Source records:
# # #
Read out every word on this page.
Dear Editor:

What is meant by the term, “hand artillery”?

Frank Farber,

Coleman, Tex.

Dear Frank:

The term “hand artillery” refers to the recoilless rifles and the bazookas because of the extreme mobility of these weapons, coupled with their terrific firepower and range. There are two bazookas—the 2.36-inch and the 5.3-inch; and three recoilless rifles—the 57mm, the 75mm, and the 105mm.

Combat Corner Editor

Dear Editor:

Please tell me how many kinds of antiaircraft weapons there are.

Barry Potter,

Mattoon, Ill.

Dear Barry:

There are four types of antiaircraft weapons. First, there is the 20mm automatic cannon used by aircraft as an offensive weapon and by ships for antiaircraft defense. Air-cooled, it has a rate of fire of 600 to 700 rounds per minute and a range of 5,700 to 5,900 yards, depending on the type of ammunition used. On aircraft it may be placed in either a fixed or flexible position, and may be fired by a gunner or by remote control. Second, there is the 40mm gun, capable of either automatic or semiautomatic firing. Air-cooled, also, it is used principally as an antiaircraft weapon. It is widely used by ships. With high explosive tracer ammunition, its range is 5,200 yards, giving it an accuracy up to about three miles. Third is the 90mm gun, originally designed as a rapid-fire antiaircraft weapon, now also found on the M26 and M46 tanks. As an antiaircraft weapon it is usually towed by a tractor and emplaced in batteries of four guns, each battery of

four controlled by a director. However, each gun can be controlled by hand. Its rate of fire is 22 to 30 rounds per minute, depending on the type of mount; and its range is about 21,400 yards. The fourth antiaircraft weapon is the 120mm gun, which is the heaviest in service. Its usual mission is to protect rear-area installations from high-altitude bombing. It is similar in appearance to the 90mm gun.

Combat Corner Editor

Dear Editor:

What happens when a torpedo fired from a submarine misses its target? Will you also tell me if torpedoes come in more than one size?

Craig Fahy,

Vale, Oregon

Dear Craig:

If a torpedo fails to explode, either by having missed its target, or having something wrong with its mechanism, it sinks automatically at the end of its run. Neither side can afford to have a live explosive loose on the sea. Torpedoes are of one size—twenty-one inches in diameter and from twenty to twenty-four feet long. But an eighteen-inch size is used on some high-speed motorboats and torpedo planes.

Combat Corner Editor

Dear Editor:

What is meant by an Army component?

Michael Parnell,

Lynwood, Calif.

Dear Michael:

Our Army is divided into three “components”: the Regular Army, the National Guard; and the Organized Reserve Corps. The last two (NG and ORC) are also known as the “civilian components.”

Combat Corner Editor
# # #
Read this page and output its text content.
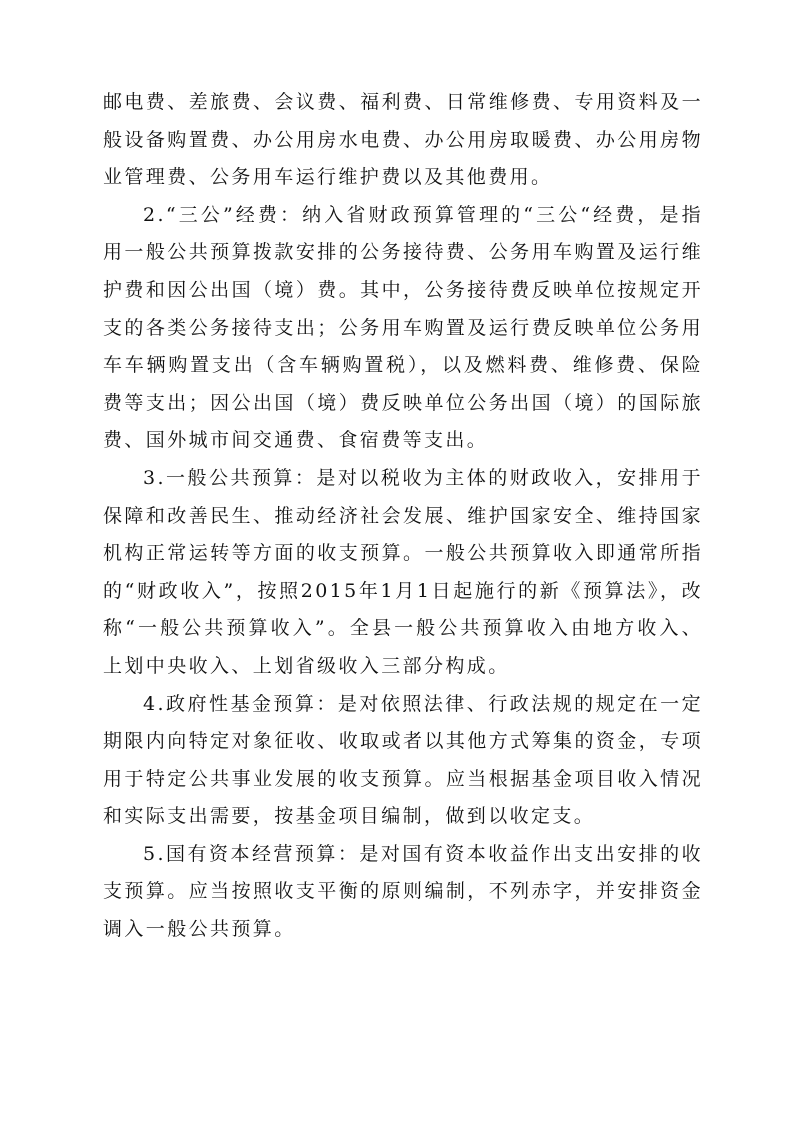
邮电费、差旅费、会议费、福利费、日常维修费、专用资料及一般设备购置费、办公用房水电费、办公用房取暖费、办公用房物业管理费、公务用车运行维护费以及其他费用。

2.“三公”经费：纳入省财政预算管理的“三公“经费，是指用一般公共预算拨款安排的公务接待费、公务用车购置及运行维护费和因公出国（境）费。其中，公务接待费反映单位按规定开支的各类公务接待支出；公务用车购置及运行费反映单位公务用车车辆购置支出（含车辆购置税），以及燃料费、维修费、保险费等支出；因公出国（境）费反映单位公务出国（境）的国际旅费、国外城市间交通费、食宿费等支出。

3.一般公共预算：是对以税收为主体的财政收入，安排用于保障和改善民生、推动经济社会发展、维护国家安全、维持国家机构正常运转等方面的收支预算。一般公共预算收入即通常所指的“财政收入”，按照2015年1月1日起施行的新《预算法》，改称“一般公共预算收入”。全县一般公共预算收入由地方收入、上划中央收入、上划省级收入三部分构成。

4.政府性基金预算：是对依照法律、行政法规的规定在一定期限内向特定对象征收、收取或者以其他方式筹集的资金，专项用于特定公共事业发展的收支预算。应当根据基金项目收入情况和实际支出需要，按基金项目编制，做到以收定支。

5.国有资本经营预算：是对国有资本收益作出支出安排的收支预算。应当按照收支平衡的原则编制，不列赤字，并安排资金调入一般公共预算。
# # #
- [DIRECTIONS FOR THIS TASK]: Give only the number of lines above that hold the string "meant".

- [EXPECTED OUTPUT]: 2